What needs to be done —
Leave out the pictures and repeat the rest of the material exactly.

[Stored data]
•••

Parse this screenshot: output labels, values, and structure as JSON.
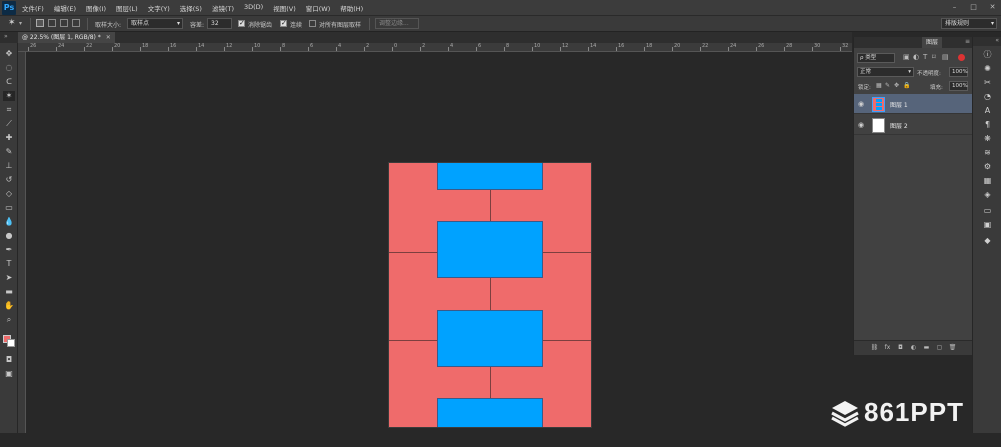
{
  "app": {
    "logo": "Ps",
    "menus": [
      "文件(F)",
      "编辑(E)",
      "图像(I)",
      "图层(L)",
      "文字(Y)",
      "选择(S)",
      "滤镜(T)",
      "3D(D)",
      "视图(V)",
      "窗口(W)",
      "帮助(H)"
    ],
    "window_buttons": [
      "–",
      "□",
      "✕"
    ]
  },
  "options": {
    "sample_size_label": "取样大小:",
    "sample_size_value": "取样点",
    "tolerance_label": "容差:",
    "tolerance_value": "32",
    "antialias_label": "消除锯齿",
    "contiguous_label": "连续",
    "sample_all_label": "对所有图层取样",
    "refine_edge_label": "调整边缘...",
    "workspace_value": "排版规则"
  },
  "document_tab": {
    "label": "@ 22.5% (图层 1, RGB/8) *",
    "close": "✕"
  },
  "ruler": {
    "h_ticks": [
      "26",
      "24",
      "22",
      "20",
      "18",
      "16",
      "14",
      "12",
      "10",
      "8",
      "6",
      "4",
      "2",
      "0",
      "2",
      "4",
      "6",
      "8",
      "10",
      "12",
      "14",
      "16",
      "18",
      "20",
      "22",
      "24",
      "26",
      "28",
      "30",
      "32"
    ]
  },
  "layers_panel": {
    "tab_label": "图层",
    "filter_kind": "ρ 类型",
    "blend_mode": "正常",
    "opacity_label": "不透明度:",
    "opacity_value": "100%",
    "lock_label": "锁定:",
    "fill_label": "填充:",
    "fill_value": "100%",
    "layers": [
      {
        "name": "图层 1",
        "active": true
      },
      {
        "name": "图层 2",
        "active": false
      }
    ],
    "footer_icons": [
      "link-icon",
      "fx-icon",
      "mask-icon",
      "adjustment-icon",
      "folder-icon",
      "new-layer-icon",
      "trash-icon"
    ]
  },
  "watermark": {
    "text": "861PPT"
  },
  "colors": {
    "canvas_pink": "#ef6b6b",
    "canvas_blue": "#00a2ff",
    "foreground": "#ef6b6b",
    "background": "#ffffff"
  }
}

•••

Task answer —
Parse this screenshot: output labels, values, and structure as JSON.
{
  "app": {
    "logo": "Ps",
    "menus": [
      "文件(F)",
      "编辑(E)",
      "图像(I)",
      "图层(L)",
      "文字(Y)",
      "选择(S)",
      "滤镜(T)",
      "3D(D)",
      "视图(V)",
      "窗口(W)",
      "帮助(H)"
    ],
    "window_buttons": [
      "–",
      "□",
      "✕"
    ]
  },
  "options": {
    "sample_size_label": "取样大小:",
    "sample_size_value": "取样点",
    "tolerance_label": "容差:",
    "tolerance_value": "32",
    "antialias_label": "消除锯齿",
    "contiguous_label": "连续",
    "sample_all_label": "对所有图层取样",
    "refine_edge_label": "调整边缘...",
    "workspace_value": "排版规则"
  },
  "document_tab": {
    "label": "@ 22.5% (图层 1, RGB/8) *",
    "close": "✕"
  },
  "ruler": {
    "h_ticks": [
      "26",
      "24",
      "22",
      "20",
      "18",
      "16",
      "14",
      "12",
      "10",
      "8",
      "6",
      "4",
      "2",
      "0",
      "2",
      "4",
      "6",
      "8",
      "10",
      "12",
      "14",
      "16",
      "18",
      "20",
      "22",
      "24",
      "26",
      "28",
      "30",
      "32"
    ]
  },
  "layers_panel": {
    "tab_label": "图层",
    "filter_kind": "ρ 类型",
    "blend_mode": "正常",
    "opacity_label": "不透明度:",
    "opacity_value": "100%",
    "lock_label": "锁定:",
    "fill_label": "填充:",
    "fill_value": "100%",
    "layers": [
      {
        "name": "图层 1",
        "active": true
      },
      {
        "name": "图层 2",
        "active": false
      }
    ],
    "footer_icons": [
      "link-icon",
      "fx-icon",
      "mask-icon",
      "adjustment-icon",
      "folder-icon",
      "new-layer-icon",
      "trash-icon"
    ]
  },
  "watermark": {
    "text": "861PPT"
  },
  "colors": {
    "canvas_pink": "#ef6b6b",
    "canvas_blue": "#00a2ff",
    "foreground": "#ef6b6b",
    "background": "#ffffff"
  }
}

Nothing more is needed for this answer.